» **Your goal**
Single out the lines that include the word "BHIST". Copy them.

──────── Dataset records ────────

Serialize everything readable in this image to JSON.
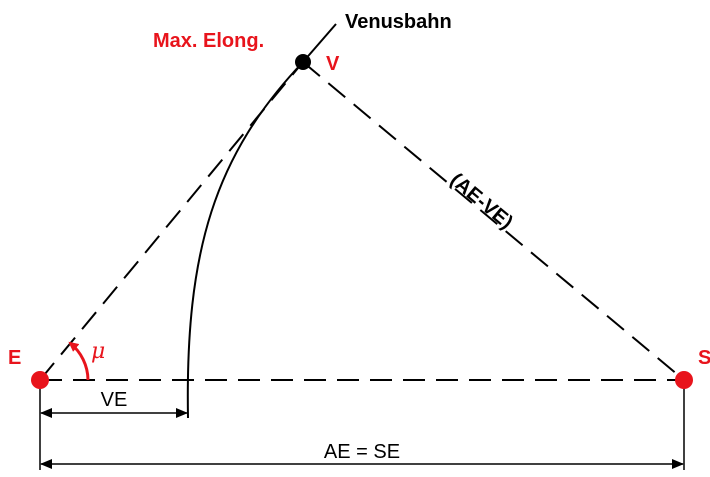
{
  "labels": {
    "earth": "E",
    "sun": "S",
    "venus": "V",
    "max_elongation": "Max. Elong.",
    "venus_orbit": "Venusbahn",
    "angle_mu": "μ",
    "venus_sun_distance": "(AE-VE)",
    "venus_earth_distance": "VE",
    "earth_sun_distance": "AE = SE"
  },
  "colors": {
    "accent_red": "#e8141c",
    "line_black": "#000000",
    "background": "#ffffff"
  }
}
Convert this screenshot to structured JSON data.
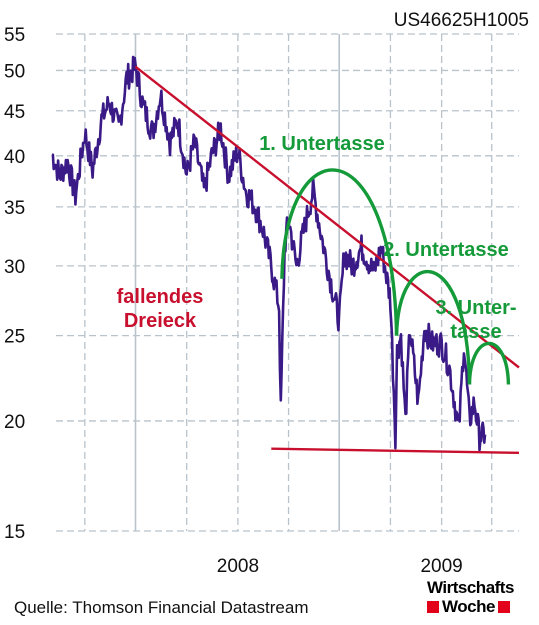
{
  "chart_data": {
    "type": "line",
    "identifier": "US46625H1005",
    "y_scale": "log",
    "ylim": [
      15,
      55
    ],
    "yticks": [
      "55",
      "50",
      "45",
      "40",
      "35",
      "30",
      "25",
      "20",
      "15"
    ],
    "ytick_values": [
      55,
      50,
      45,
      40,
      35,
      30,
      25,
      20,
      15
    ],
    "x_range": [
      "2007-02-01",
      "2009-05-20"
    ],
    "xtick_labels": [
      "2008",
      "2009"
    ],
    "xtick_dates": [
      "2008-01-01",
      "2009-01-01"
    ],
    "colors": {
      "price": "#3a1a86",
      "triangle": "#c8102e",
      "saucer": "#159a3a",
      "grid": "#b9c3cc"
    },
    "series": [
      {
        "values": [
          [
            "2007-02-01",
            40.2
          ],
          [
            "2007-02-15",
            38.0
          ],
          [
            "2007-03-01",
            39.4
          ],
          [
            "2007-03-15",
            36.0
          ],
          [
            "2007-04-01",
            42.5
          ],
          [
            "2007-04-15",
            38.5
          ],
          [
            "2007-05-01",
            44.0
          ],
          [
            "2007-05-15",
            46.0
          ],
          [
            "2007-06-01",
            43.0
          ],
          [
            "2007-06-15",
            49.0
          ],
          [
            "2007-07-01",
            50.5
          ],
          [
            "2007-07-15",
            45.5
          ],
          [
            "2007-08-01",
            42.5
          ],
          [
            "2007-08-15",
            47.0
          ],
          [
            "2007-09-01",
            41.5
          ],
          [
            "2007-09-15",
            44.0
          ],
          [
            "2007-10-01",
            38.0
          ],
          [
            "2007-10-15",
            41.5
          ],
          [
            "2007-11-01",
            36.5
          ],
          [
            "2007-11-15",
            40.0
          ],
          [
            "2007-12-01",
            43.0
          ],
          [
            "2007-12-15",
            38.0
          ],
          [
            "2008-01-01",
            40.5
          ],
          [
            "2008-01-15",
            36.5
          ],
          [
            "2008-02-01",
            35.0
          ],
          [
            "2008-02-15",
            33.0
          ],
          [
            "2008-03-01",
            30.0
          ],
          [
            "2008-03-15",
            27.0
          ],
          [
            "2008-03-18",
            20.5
          ],
          [
            "2008-03-25",
            31.5
          ],
          [
            "2008-04-01",
            34.0
          ],
          [
            "2008-04-15",
            30.0
          ],
          [
            "2008-05-01",
            33.5
          ],
          [
            "2008-05-15",
            36.5
          ],
          [
            "2008-06-01",
            32.0
          ],
          [
            "2008-06-15",
            29.0
          ],
          [
            "2008-07-01",
            26.0
          ],
          [
            "2008-07-10",
            31.0
          ],
          [
            "2008-07-25",
            30.0
          ],
          [
            "2008-08-10",
            31.5
          ],
          [
            "2008-09-01",
            29.5
          ],
          [
            "2008-09-15",
            31.5
          ],
          [
            "2008-10-01",
            27.5
          ],
          [
            "2008-10-10",
            19.3
          ],
          [
            "2008-10-13",
            24.0
          ],
          [
            "2008-10-20",
            25.0
          ],
          [
            "2008-10-28",
            20.0
          ],
          [
            "2008-11-05",
            25.5
          ],
          [
            "2008-11-20",
            21.0
          ],
          [
            "2008-12-01",
            25.5
          ],
          [
            "2008-12-15",
            24.5
          ],
          [
            "2009-01-01",
            24.5
          ],
          [
            "2009-01-15",
            23.0
          ],
          [
            "2009-02-01",
            19.5
          ],
          [
            "2009-02-10",
            24.5
          ],
          [
            "2009-02-20",
            20.0
          ],
          [
            "2009-03-01",
            21.0
          ],
          [
            "2009-03-10",
            19.2
          ],
          [
            "2009-03-20",
            19.3
          ]
        ]
      }
    ],
    "annotations": {
      "triangle_label": [
        "fallendes",
        "Dreieck"
      ],
      "saucers": [
        {
          "label": [
            "1. Untertasse"
          ],
          "start": [
            "2008-03-20",
            29.0
          ],
          "end": [
            "2008-10-12",
            25.0
          ],
          "peak_date": "2008-06-20",
          "peak": 38.5
        },
        {
          "label": [
            "2. Untertasse"
          ],
          "start": [
            "2008-10-12",
            25.0
          ],
          "end": [
            "2009-02-20",
            22.0
          ],
          "peak_date": "2008-12-20",
          "peak": 29.5
        },
        {
          "label": [
            "3. Unter-",
            "tasse"
          ],
          "start": [
            "2009-02-20",
            22.0
          ],
          "end": [
            "2009-05-01",
            22.0
          ],
          "peak_date": "2009-03-28",
          "peak": 24.5
        }
      ],
      "trendlines": [
        {
          "from": [
            "2007-07-01",
            50.5
          ],
          "to": [
            "2009-05-20",
            23.0
          ]
        },
        {
          "from": [
            "2008-03-01",
            18.6
          ],
          "to": [
            "2009-05-20",
            18.4
          ]
        }
      ]
    }
  },
  "source": "Quelle: Thomson Financial Datastream",
  "logo": {
    "line1": "Wirtschafts",
    "line2": "Woche"
  }
}
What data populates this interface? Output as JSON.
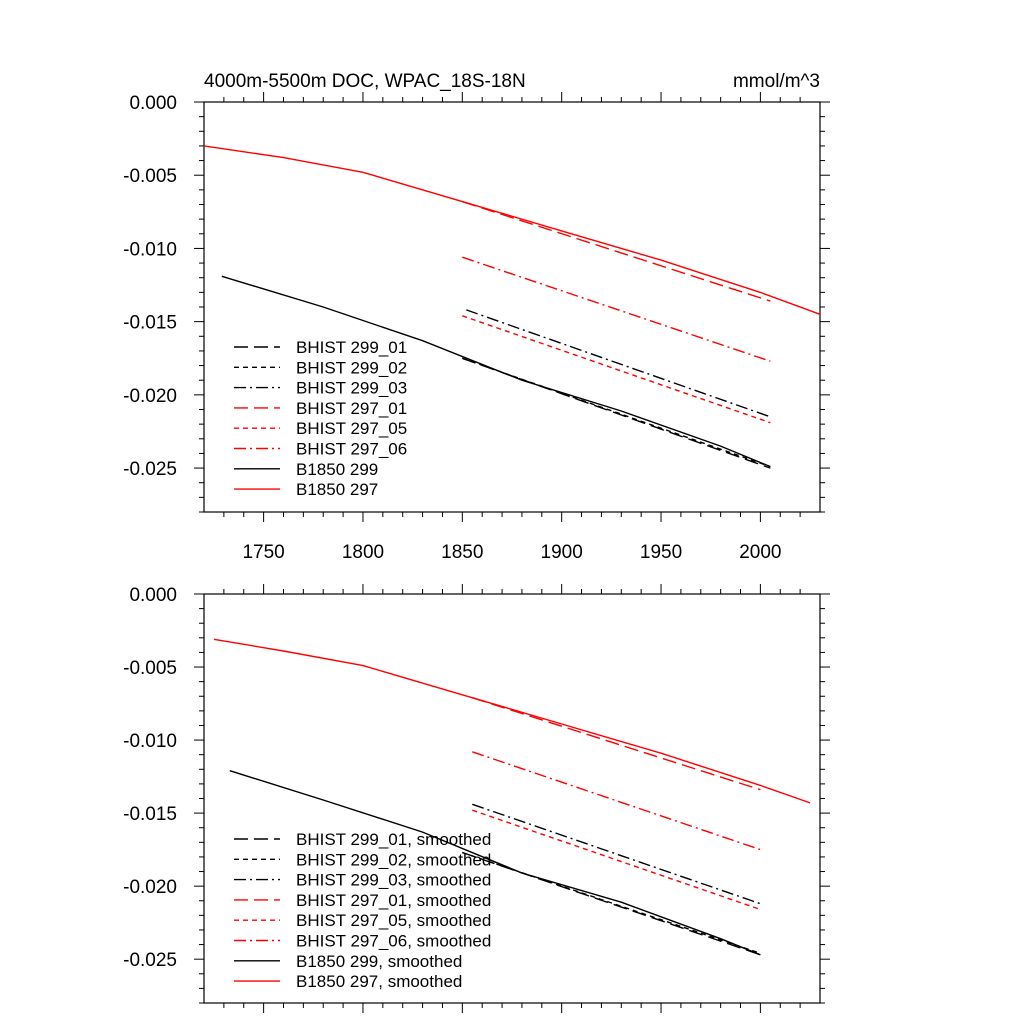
{
  "chart_data": [
    {
      "type": "line",
      "title": "4000m-5500m DOC, WPAC_18S-18N",
      "units": "mmol/m^3",
      "xlim": [
        1720,
        2030
      ],
      "ylim": [
        -0.028,
        0.0
      ],
      "x_ticks": [
        "1750",
        "1800",
        "1850",
        "1900",
        "1950",
        "2000"
      ],
      "y_ticks": [
        "0.000",
        "-0.005",
        "-0.010",
        "-0.015",
        "-0.020",
        "-0.025"
      ],
      "legend_position": "lower-left",
      "series": [
        {
          "name": "BHIST 299_01",
          "color": "#000000",
          "dash": "long-dash",
          "x": [
            1850,
            2005
          ],
          "y": [
            -0.0175,
            -0.025
          ]
        },
        {
          "name": "BHIST 299_02",
          "color": "#000000",
          "dash": "short-dash",
          "x": [
            1850,
            2005
          ],
          "y": [
            -0.0175,
            -0.0249
          ]
        },
        {
          "name": "BHIST 299_03",
          "color": "#000000",
          "dash": "dash-dot",
          "x": [
            1852,
            2005
          ],
          "y": [
            -0.0142,
            -0.0215
          ]
        },
        {
          "name": "BHIST 297_01",
          "color": "#ff0000",
          "dash": "long-dash",
          "x": [
            1850,
            2005
          ],
          "y": [
            -0.0068,
            -0.0136
          ]
        },
        {
          "name": "BHIST 297_05",
          "color": "#ff0000",
          "dash": "short-dash",
          "x": [
            1850,
            2005
          ],
          "y": [
            -0.0146,
            -0.0219
          ]
        },
        {
          "name": "BHIST 297_06",
          "color": "#ff0000",
          "dash": "dash-dot",
          "x": [
            1850,
            2005
          ],
          "y": [
            -0.0106,
            -0.0177
          ]
        },
        {
          "name": "B1850 299",
          "color": "#000000",
          "dash": "solid",
          "x": [
            1729,
            1780,
            1830,
            1880,
            1930,
            1980,
            2005
          ],
          "y": [
            -0.0119,
            -0.014,
            -0.0163,
            -0.019,
            -0.0211,
            -0.0235,
            -0.0249
          ]
        },
        {
          "name": "B1850 297",
          "color": "#ff0000",
          "dash": "solid",
          "x": [
            1720,
            1760,
            1800,
            1850,
            1900,
            1950,
            2000,
            2030
          ],
          "y": [
            -0.003,
            -0.0038,
            -0.0048,
            -0.0068,
            -0.0088,
            -0.0108,
            -0.013,
            -0.0145
          ]
        }
      ]
    },
    {
      "type": "line",
      "title": "",
      "units": "",
      "xlim": [
        1720,
        2030
      ],
      "ylim": [
        -0.028,
        0.0
      ],
      "x_ticks": [],
      "y_ticks": [
        "0.000",
        "-0.005",
        "-0.010",
        "-0.015",
        "-0.020",
        "-0.025"
      ],
      "legend_position": "lower-left",
      "series": [
        {
          "name": "BHIST 299_01, smoothed",
          "color": "#000000",
          "dash": "long-dash",
          "x": [
            1850,
            2000
          ],
          "y": [
            -0.0177,
            -0.0247
          ]
        },
        {
          "name": "BHIST 299_02, smoothed",
          "color": "#000000",
          "dash": "short-dash",
          "x": [
            1850,
            2000
          ],
          "y": [
            -0.0177,
            -0.0246
          ]
        },
        {
          "name": "BHIST 299_03, smoothed",
          "color": "#000000",
          "dash": "dash-dot",
          "x": [
            1855,
            2000
          ],
          "y": [
            -0.0144,
            -0.0212
          ]
        },
        {
          "name": "BHIST 297_01, smoothed",
          "color": "#ff0000",
          "dash": "long-dash",
          "x": [
            1855,
            2000
          ],
          "y": [
            -0.0071,
            -0.0134
          ]
        },
        {
          "name": "BHIST 297_05, smoothed",
          "color": "#ff0000",
          "dash": "short-dash",
          "x": [
            1855,
            2000
          ],
          "y": [
            -0.0148,
            -0.0216
          ]
        },
        {
          "name": "BHIST 297_06, smoothed",
          "color": "#ff0000",
          "dash": "dash-dot",
          "x": [
            1855,
            2000
          ],
          "y": [
            -0.0108,
            -0.0175
          ]
        },
        {
          "name": "B1850 299, smoothed",
          "color": "#000000",
          "dash": "solid",
          "x": [
            1733,
            1780,
            1830,
            1880,
            1930,
            1980,
            2000
          ],
          "y": [
            -0.0121,
            -0.0141,
            -0.0163,
            -0.0191,
            -0.0211,
            -0.0236,
            -0.0247
          ]
        },
        {
          "name": "B1850 297, smoothed",
          "color": "#ff0000",
          "dash": "solid",
          "x": [
            1725,
            1760,
            1800,
            1850,
            1900,
            1950,
            2000,
            2025
          ],
          "y": [
            -0.0031,
            -0.0039,
            -0.0049,
            -0.0069,
            -0.0089,
            -0.0109,
            -0.0131,
            -0.0143
          ]
        }
      ]
    }
  ]
}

────────

» **Response to this exercise**
          "name": "BHIST 299_01",
          "name": "BHIST 299_02",
          "name": "BHIST 299_03",
          "name": "BHIST 297_01",
          "name": "BHIST 297_05",
          "name": "BHIST 297_06",
          "name": "BHIST 299_01, smoothed",
          "name": "BHIST 299_02, smoothed",
          "name": "BHIST 299_03, smoothed",
          "name": "BHIST 297_01, smoothed",
          "name": "BHIST 297_05, smoothed",
          "name": "BHIST 297_06, smoothed",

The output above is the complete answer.